Your task is to repeat the lines below exactly, excluding any pictures they contain.

==== RECORD SET ====

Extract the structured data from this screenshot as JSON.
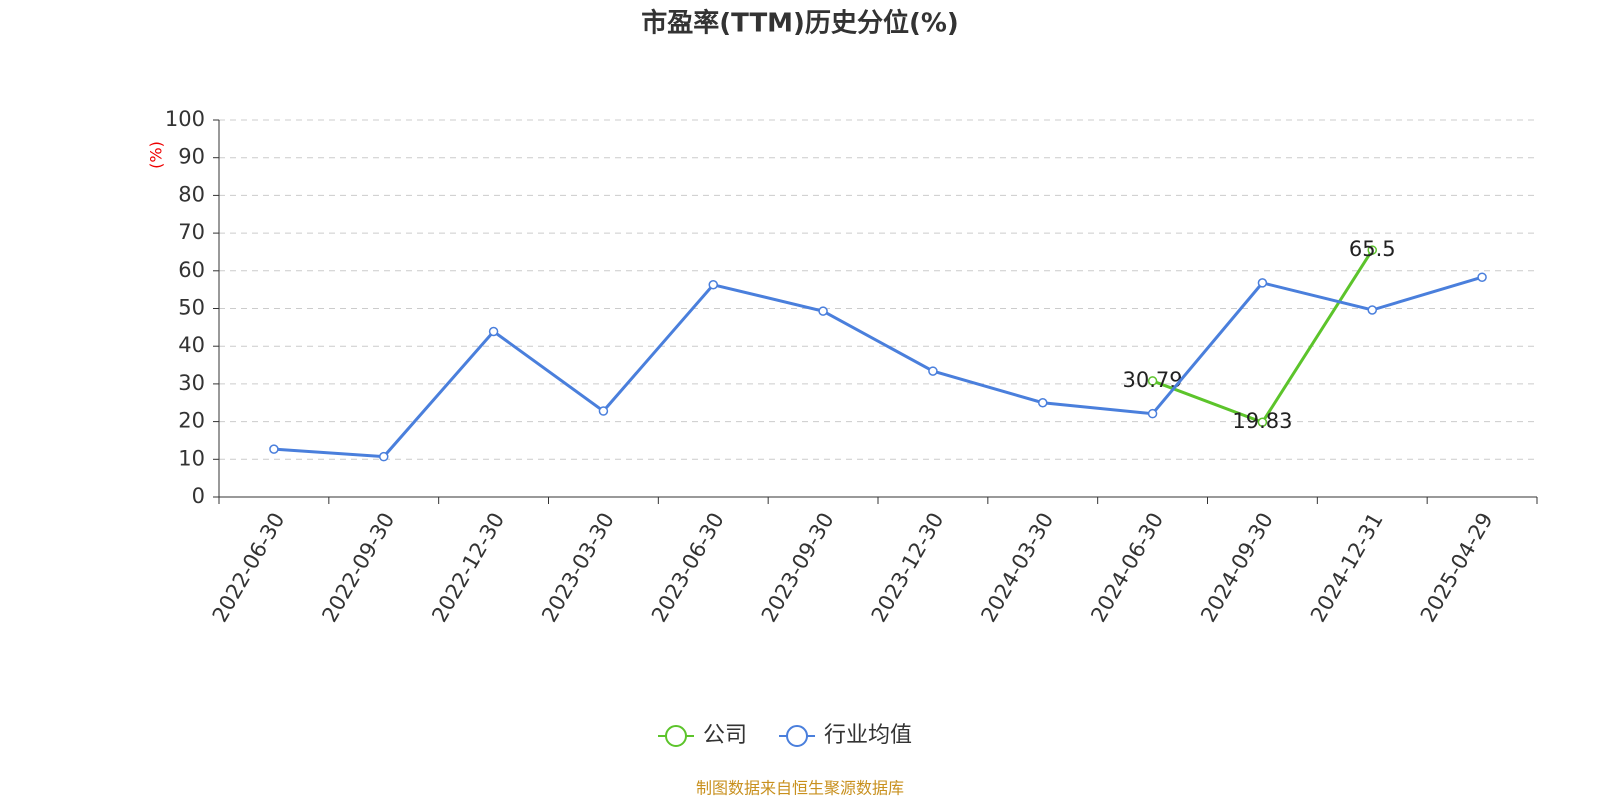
{
  "chart_data": {
    "type": "line",
    "title": "市盈率(TTM)历史分位(%)",
    "y_label": "(%)",
    "source": "制图数据来自恒生聚源数据库",
    "categories": [
      "2022-06-30",
      "2022-09-30",
      "2022-12-30",
      "2023-03-30",
      "2023-06-30",
      "2023-09-30",
      "2023-12-30",
      "2024-03-30",
      "2024-06-30",
      "2024-09-30",
      "2024-12-31",
      "2025-04-29"
    ],
    "series": [
      {
        "name": "公司",
        "color": "#5cc42b",
        "values": [
          null,
          null,
          null,
          null,
          null,
          null,
          null,
          null,
          30.79,
          19.83,
          65.5,
          null
        ],
        "data_labels": true
      },
      {
        "name": "行业均值",
        "color": "#4a7fdc",
        "values": [
          12.7,
          10.7,
          43.9,
          22.8,
          56.3,
          49.3,
          33.4,
          25.0,
          22.1,
          56.8,
          49.6,
          58.3
        ],
        "data_labels": false
      }
    ],
    "ylim": [
      0,
      100
    ],
    "yticks": [
      0,
      10,
      20,
      30,
      40,
      50,
      60,
      70,
      80,
      90,
      100
    ],
    "grid": true
  }
}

====

> ANSWER TO THE PROBLEM:
Extract the structured data from this screenshot as JSON.
{
  "chart_data": {
    "type": "line",
    "title": "市盈率(TTM)历史分位(%)",
    "y_label": "(%)",
    "source": "制图数据来自恒生聚源数据库",
    "categories": [
      "2022-06-30",
      "2022-09-30",
      "2022-12-30",
      "2023-03-30",
      "2023-06-30",
      "2023-09-30",
      "2023-12-30",
      "2024-03-30",
      "2024-06-30",
      "2024-09-30",
      "2024-12-31",
      "2025-04-29"
    ],
    "series": [
      {
        "name": "公司",
        "color": "#5cc42b",
        "values": [
          null,
          null,
          null,
          null,
          null,
          null,
          null,
          null,
          30.79,
          19.83,
          65.5,
          null
        ],
        "data_labels": true
      },
      {
        "name": "行业均值",
        "color": "#4a7fdc",
        "values": [
          12.7,
          10.7,
          43.9,
          22.8,
          56.3,
          49.3,
          33.4,
          25.0,
          22.1,
          56.8,
          49.6,
          58.3
        ],
        "data_labels": false
      }
    ],
    "ylim": [
      0,
      100
    ],
    "yticks": [
      0,
      10,
      20,
      30,
      40,
      50,
      60,
      70,
      80,
      90,
      100
    ],
    "grid": true
  }
}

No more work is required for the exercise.